TASK DIRECTIONS –
I'd ask you to write out the lines below exactly, with no images.

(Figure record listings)
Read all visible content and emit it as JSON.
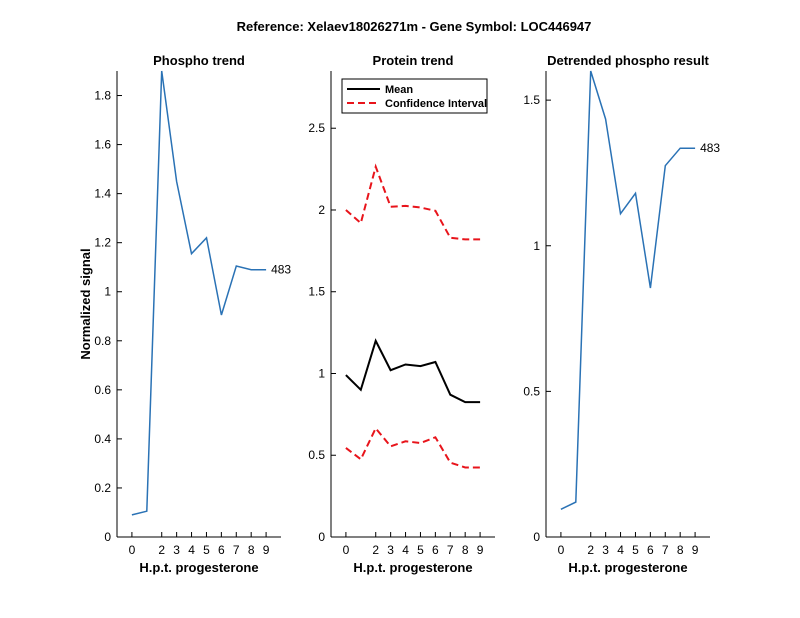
{
  "figure_title": "Reference:  Xelaev18026271m - Gene Symbol:  LOC446947",
  "colors": {
    "blue": "#2a72b5",
    "black": "#000000",
    "red": "#e8141b"
  },
  "chart_data": [
    {
      "type": "line",
      "title": "Phospho trend",
      "xlabel": "H.p.t. progesterone",
      "ylabel": "Normalized signal",
      "xlim": [
        -1,
        10
      ],
      "ylim": [
        0,
        1.9
      ],
      "xticks": [
        0,
        2,
        3,
        4,
        5,
        6,
        7,
        8,
        9
      ],
      "yticks": [
        0,
        0.2,
        0.4,
        0.6,
        0.8,
        1,
        1.2,
        1.4,
        1.6,
        1.8
      ],
      "ytick_labels": [
        "0",
        "0.2",
        "0.4",
        "0.6",
        "0.8",
        "1",
        "1.2",
        "1.4",
        "1.6",
        "1.8"
      ],
      "series": [
        {
          "color": "#2a72b5",
          "style": "solid",
          "end_label": "483",
          "x": [
            0,
            1,
            2,
            3,
            4,
            5,
            6,
            7,
            8,
            9
          ],
          "y": [
            0.09,
            0.105,
            1.9,
            1.45,
            1.155,
            1.22,
            0.905,
            1.105,
            1.09,
            1.09
          ]
        }
      ]
    },
    {
      "type": "line",
      "title": "Protein trend",
      "xlabel": "H.p.t. progesterone",
      "ylabel": "",
      "xlim": [
        -1,
        10
      ],
      "ylim": [
        0,
        2.85
      ],
      "xticks": [
        0,
        2,
        3,
        4,
        5,
        6,
        7,
        8,
        9
      ],
      "yticks": [
        0,
        0.5,
        1,
        1.5,
        2,
        2.5
      ],
      "ytick_labels": [
        "0",
        "0.5",
        "1",
        "1.5",
        "2",
        "2.5"
      ],
      "legend": {
        "position": "top-left",
        "entries": [
          "Mean",
          "Confidence Interval"
        ]
      },
      "series": [
        {
          "name": "Mean",
          "color": "#000000",
          "style": "solid",
          "x": [
            0,
            1,
            2,
            3,
            4,
            5,
            6,
            7,
            8,
            9
          ],
          "y": [
            0.99,
            0.9,
            1.2,
            1.02,
            1.055,
            1.045,
            1.07,
            0.87,
            0.825,
            0.825
          ]
        },
        {
          "name": "Confidence Interval",
          "color": "#e8141b",
          "style": "dashed",
          "x": [
            0,
            1,
            2,
            3,
            4,
            5,
            6,
            7,
            8,
            9
          ],
          "y": [
            2.0,
            1.92,
            2.265,
            2.02,
            2.025,
            2.015,
            1.995,
            1.83,
            1.82,
            1.82
          ]
        },
        {
          "name": "Confidence Interval",
          "color": "#e8141b",
          "style": "dashed",
          "x": [
            0,
            1,
            2,
            3,
            4,
            5,
            6,
            7,
            8,
            9
          ],
          "y": [
            0.545,
            0.475,
            0.665,
            0.555,
            0.585,
            0.575,
            0.61,
            0.455,
            0.425,
            0.425
          ]
        }
      ]
    },
    {
      "type": "line",
      "title": "Detrended phospho result",
      "xlabel": "H.p.t. progesterone",
      "ylabel": "",
      "xlim": [
        -1,
        10
      ],
      "ylim": [
        0,
        1.6
      ],
      "xticks": [
        0,
        2,
        3,
        4,
        5,
        6,
        7,
        8,
        9
      ],
      "yticks": [
        0,
        0.5,
        1,
        1.5
      ],
      "ytick_labels": [
        "0",
        "0.5",
        "1",
        "1.5"
      ],
      "series": [
        {
          "color": "#2a72b5",
          "style": "solid",
          "end_label": "483",
          "x": [
            0,
            1,
            2,
            3,
            4,
            5,
            6,
            7,
            8,
            9
          ],
          "y": [
            0.095,
            0.12,
            1.6,
            1.435,
            1.11,
            1.18,
            0.855,
            1.275,
            1.335,
            1.335
          ]
        }
      ]
    }
  ]
}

YOUR SOLUTION –
Read all visible content and emit it as JSON.
{
  "figure_title": "Reference:  Xelaev18026271m - Gene Symbol:  LOC446947",
  "colors": {
    "blue": "#2a72b5",
    "black": "#000000",
    "red": "#e8141b"
  },
  "chart_data": [
    {
      "type": "line",
      "title": "Phospho trend",
      "xlabel": "H.p.t. progesterone",
      "ylabel": "Normalized signal",
      "xlim": [
        -1,
        10
      ],
      "ylim": [
        0,
        1.9
      ],
      "xticks": [
        0,
        2,
        3,
        4,
        5,
        6,
        7,
        8,
        9
      ],
      "yticks": [
        0,
        0.2,
        0.4,
        0.6,
        0.8,
        1,
        1.2,
        1.4,
        1.6,
        1.8
      ],
      "ytick_labels": [
        "0",
        "0.2",
        "0.4",
        "0.6",
        "0.8",
        "1",
        "1.2",
        "1.4",
        "1.6",
        "1.8"
      ],
      "series": [
        {
          "color": "#2a72b5",
          "style": "solid",
          "end_label": "483",
          "x": [
            0,
            1,
            2,
            3,
            4,
            5,
            6,
            7,
            8,
            9
          ],
          "y": [
            0.09,
            0.105,
            1.9,
            1.45,
            1.155,
            1.22,
            0.905,
            1.105,
            1.09,
            1.09
          ]
        }
      ]
    },
    {
      "type": "line",
      "title": "Protein trend",
      "xlabel": "H.p.t. progesterone",
      "ylabel": "",
      "xlim": [
        -1,
        10
      ],
      "ylim": [
        0,
        2.85
      ],
      "xticks": [
        0,
        2,
        3,
        4,
        5,
        6,
        7,
        8,
        9
      ],
      "yticks": [
        0,
        0.5,
        1,
        1.5,
        2,
        2.5
      ],
      "ytick_labels": [
        "0",
        "0.5",
        "1",
        "1.5",
        "2",
        "2.5"
      ],
      "legend": {
        "position": "top-left",
        "entries": [
          "Mean",
          "Confidence Interval"
        ]
      },
      "series": [
        {
          "name": "Mean",
          "color": "#000000",
          "style": "solid",
          "x": [
            0,
            1,
            2,
            3,
            4,
            5,
            6,
            7,
            8,
            9
          ],
          "y": [
            0.99,
            0.9,
            1.2,
            1.02,
            1.055,
            1.045,
            1.07,
            0.87,
            0.825,
            0.825
          ]
        },
        {
          "name": "Confidence Interval",
          "color": "#e8141b",
          "style": "dashed",
          "x": [
            0,
            1,
            2,
            3,
            4,
            5,
            6,
            7,
            8,
            9
          ],
          "y": [
            2.0,
            1.92,
            2.265,
            2.02,
            2.025,
            2.015,
            1.995,
            1.83,
            1.82,
            1.82
          ]
        },
        {
          "name": "Confidence Interval",
          "color": "#e8141b",
          "style": "dashed",
          "x": [
            0,
            1,
            2,
            3,
            4,
            5,
            6,
            7,
            8,
            9
          ],
          "y": [
            0.545,
            0.475,
            0.665,
            0.555,
            0.585,
            0.575,
            0.61,
            0.455,
            0.425,
            0.425
          ]
        }
      ]
    },
    {
      "type": "line",
      "title": "Detrended phospho result",
      "xlabel": "H.p.t. progesterone",
      "ylabel": "",
      "xlim": [
        -1,
        10
      ],
      "ylim": [
        0,
        1.6
      ],
      "xticks": [
        0,
        2,
        3,
        4,
        5,
        6,
        7,
        8,
        9
      ],
      "yticks": [
        0,
        0.5,
        1,
        1.5
      ],
      "ytick_labels": [
        "0",
        "0.5",
        "1",
        "1.5"
      ],
      "series": [
        {
          "color": "#2a72b5",
          "style": "solid",
          "end_label": "483",
          "x": [
            0,
            1,
            2,
            3,
            4,
            5,
            6,
            7,
            8,
            9
          ],
          "y": [
            0.095,
            0.12,
            1.6,
            1.435,
            1.11,
            1.18,
            0.855,
            1.275,
            1.335,
            1.335
          ]
        }
      ]
    }
  ]
}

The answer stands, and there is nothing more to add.